# Work required
Copy every line of the data that includes the string "определяемый".

# The data

···

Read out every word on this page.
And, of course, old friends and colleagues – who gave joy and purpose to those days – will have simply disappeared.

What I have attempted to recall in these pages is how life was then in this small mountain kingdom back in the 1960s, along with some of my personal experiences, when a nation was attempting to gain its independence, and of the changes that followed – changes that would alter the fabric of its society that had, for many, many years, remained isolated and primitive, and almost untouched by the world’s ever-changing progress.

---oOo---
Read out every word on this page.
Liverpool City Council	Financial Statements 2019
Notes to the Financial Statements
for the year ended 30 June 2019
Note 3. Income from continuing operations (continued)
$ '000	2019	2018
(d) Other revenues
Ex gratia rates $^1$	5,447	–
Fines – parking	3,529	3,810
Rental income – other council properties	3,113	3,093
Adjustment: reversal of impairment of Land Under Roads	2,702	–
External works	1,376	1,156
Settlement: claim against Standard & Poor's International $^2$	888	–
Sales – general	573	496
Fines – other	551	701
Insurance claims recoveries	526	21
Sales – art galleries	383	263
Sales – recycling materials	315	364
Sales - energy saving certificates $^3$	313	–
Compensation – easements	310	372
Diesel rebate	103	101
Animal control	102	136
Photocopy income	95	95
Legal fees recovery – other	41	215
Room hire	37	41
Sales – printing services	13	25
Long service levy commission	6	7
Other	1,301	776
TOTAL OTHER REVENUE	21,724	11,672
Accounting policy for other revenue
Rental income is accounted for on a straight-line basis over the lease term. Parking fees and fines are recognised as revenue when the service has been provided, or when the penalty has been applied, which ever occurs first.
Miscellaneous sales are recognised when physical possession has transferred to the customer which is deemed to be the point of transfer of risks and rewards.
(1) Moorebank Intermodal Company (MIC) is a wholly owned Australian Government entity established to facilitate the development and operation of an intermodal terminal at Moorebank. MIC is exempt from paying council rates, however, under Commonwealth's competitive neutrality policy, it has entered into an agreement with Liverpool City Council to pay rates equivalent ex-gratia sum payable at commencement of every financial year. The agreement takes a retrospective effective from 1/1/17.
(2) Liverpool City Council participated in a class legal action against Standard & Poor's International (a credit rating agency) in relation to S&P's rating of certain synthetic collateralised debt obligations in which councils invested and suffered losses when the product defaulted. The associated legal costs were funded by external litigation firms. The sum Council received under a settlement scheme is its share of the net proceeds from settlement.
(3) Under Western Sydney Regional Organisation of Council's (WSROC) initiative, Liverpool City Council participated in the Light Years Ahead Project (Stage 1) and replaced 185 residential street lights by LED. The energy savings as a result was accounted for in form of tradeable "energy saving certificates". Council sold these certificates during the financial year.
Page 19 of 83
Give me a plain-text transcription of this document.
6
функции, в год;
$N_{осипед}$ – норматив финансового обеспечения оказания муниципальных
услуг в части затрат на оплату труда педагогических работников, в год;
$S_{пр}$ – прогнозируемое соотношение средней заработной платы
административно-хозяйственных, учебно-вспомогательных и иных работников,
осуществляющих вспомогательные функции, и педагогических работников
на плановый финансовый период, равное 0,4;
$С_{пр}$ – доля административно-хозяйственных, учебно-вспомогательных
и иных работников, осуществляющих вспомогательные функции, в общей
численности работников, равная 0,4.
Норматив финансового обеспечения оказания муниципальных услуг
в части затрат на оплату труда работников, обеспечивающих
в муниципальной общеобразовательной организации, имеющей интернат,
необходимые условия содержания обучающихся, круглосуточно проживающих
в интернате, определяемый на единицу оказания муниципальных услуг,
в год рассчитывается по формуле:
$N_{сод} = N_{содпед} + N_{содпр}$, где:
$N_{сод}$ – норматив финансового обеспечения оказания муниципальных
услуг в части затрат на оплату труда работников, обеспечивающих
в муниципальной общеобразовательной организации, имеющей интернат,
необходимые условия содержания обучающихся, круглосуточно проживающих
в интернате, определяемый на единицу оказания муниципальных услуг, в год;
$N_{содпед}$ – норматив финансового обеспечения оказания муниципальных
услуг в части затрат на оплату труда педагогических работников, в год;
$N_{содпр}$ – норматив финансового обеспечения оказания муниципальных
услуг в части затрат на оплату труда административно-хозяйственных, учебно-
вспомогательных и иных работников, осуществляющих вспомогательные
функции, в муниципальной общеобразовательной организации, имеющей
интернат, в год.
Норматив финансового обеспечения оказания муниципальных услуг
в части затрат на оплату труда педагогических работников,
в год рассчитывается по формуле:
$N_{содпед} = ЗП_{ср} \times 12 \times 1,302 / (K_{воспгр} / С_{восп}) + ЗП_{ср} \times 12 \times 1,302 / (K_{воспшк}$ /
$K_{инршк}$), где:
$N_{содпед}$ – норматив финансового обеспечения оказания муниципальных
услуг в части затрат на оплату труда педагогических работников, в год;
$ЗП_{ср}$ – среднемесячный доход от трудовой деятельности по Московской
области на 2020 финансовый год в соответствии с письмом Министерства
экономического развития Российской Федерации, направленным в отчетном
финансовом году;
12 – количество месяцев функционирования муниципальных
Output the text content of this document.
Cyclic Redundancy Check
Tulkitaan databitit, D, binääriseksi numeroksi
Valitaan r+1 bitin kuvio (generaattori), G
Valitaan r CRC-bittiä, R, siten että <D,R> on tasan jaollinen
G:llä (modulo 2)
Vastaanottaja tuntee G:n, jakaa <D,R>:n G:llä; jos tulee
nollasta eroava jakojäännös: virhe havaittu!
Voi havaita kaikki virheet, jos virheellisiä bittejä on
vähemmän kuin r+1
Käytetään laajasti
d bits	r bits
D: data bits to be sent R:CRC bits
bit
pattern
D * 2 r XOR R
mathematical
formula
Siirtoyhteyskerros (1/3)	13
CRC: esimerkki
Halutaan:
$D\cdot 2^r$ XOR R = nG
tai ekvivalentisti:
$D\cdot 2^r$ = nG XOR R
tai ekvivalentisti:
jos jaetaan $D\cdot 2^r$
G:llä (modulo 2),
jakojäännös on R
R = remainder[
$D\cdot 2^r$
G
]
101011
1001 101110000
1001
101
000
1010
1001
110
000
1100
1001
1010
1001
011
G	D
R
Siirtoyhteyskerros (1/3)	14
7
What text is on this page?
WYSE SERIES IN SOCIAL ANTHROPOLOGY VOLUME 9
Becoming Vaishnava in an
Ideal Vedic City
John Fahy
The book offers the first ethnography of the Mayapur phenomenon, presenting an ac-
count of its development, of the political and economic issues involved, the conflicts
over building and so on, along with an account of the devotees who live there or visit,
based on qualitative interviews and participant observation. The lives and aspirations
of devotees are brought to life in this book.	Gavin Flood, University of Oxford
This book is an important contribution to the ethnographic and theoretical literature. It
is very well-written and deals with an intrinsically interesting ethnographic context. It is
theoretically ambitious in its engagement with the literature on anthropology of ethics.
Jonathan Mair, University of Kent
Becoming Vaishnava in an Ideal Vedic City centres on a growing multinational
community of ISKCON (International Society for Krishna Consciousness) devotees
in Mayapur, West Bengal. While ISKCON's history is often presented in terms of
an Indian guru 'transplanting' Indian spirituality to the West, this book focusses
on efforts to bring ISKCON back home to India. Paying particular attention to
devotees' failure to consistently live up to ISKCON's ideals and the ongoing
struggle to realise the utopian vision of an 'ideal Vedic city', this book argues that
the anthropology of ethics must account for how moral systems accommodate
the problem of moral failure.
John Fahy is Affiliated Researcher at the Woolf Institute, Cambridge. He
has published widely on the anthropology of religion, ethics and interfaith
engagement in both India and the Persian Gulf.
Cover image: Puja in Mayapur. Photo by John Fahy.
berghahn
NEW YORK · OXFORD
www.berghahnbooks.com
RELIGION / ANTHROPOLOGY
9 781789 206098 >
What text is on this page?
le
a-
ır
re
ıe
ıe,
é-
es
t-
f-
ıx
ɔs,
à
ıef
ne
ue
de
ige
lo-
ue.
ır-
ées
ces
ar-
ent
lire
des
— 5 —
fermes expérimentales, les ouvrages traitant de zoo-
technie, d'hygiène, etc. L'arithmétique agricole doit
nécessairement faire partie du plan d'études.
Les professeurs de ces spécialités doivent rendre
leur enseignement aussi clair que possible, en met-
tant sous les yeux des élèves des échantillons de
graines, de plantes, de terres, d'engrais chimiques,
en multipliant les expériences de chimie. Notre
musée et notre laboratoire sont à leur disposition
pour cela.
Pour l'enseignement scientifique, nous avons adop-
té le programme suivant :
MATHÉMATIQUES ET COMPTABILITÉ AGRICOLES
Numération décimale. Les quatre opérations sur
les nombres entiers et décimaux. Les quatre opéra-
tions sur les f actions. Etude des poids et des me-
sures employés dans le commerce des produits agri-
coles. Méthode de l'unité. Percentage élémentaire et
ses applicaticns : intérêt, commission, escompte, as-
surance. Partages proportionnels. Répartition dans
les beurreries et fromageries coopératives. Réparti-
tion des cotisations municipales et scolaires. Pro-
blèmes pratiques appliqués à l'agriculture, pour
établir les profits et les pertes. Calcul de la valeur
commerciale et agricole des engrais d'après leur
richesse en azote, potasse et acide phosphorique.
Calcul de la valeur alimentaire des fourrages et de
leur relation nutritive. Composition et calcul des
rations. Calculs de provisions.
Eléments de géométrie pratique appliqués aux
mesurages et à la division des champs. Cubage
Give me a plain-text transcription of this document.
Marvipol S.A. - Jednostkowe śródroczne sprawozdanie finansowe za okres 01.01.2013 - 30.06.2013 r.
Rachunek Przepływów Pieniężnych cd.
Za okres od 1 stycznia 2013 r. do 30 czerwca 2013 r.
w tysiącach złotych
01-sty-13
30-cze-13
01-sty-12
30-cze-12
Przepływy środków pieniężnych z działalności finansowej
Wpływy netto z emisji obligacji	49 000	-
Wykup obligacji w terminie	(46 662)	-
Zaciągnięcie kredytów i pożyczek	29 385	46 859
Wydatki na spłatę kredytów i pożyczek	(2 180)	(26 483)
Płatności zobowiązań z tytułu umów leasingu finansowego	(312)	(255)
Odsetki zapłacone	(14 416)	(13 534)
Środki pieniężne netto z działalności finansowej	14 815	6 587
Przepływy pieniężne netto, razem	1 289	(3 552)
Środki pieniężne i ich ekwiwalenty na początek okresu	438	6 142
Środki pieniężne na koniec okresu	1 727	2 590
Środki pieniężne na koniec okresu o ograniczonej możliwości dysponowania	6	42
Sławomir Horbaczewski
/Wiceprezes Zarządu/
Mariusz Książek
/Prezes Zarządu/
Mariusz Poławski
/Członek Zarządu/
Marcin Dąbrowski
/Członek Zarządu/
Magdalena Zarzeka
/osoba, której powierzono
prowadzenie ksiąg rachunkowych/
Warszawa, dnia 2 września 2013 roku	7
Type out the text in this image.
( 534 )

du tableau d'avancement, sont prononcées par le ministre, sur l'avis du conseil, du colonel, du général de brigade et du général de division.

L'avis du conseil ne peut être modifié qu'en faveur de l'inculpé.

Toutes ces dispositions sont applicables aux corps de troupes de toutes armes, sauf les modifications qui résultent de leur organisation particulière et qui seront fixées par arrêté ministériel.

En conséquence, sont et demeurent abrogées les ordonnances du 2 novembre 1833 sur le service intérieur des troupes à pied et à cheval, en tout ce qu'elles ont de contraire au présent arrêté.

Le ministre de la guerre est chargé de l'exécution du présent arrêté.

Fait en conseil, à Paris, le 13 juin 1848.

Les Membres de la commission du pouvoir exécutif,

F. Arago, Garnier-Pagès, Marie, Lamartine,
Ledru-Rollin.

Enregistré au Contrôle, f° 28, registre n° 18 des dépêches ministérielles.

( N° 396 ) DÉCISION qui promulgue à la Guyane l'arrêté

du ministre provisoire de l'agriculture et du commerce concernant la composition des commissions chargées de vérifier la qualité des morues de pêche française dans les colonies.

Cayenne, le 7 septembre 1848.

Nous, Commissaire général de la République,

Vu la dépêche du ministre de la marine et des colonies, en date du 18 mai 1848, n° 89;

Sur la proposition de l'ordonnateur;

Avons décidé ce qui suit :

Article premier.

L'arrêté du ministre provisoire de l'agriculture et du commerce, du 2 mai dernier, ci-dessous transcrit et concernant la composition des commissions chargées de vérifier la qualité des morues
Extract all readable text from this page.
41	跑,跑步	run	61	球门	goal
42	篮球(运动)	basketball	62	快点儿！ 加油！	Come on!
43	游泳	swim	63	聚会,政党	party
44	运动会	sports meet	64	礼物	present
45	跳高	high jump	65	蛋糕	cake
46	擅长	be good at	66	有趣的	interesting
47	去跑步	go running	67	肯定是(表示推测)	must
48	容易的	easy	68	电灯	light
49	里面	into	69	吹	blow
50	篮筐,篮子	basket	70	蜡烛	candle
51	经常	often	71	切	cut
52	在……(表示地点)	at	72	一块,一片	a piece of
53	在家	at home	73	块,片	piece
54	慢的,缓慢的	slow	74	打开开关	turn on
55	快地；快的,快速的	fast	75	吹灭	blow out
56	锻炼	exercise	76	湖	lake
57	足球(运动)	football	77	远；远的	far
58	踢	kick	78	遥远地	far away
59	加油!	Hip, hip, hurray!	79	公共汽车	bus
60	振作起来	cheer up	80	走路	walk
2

···

# Solution for this exercise
в интернате, определяемый на единицу оказания муниципальных услуг,
в интернате, определяемый на единицу оказания муниципальных услуг, в год;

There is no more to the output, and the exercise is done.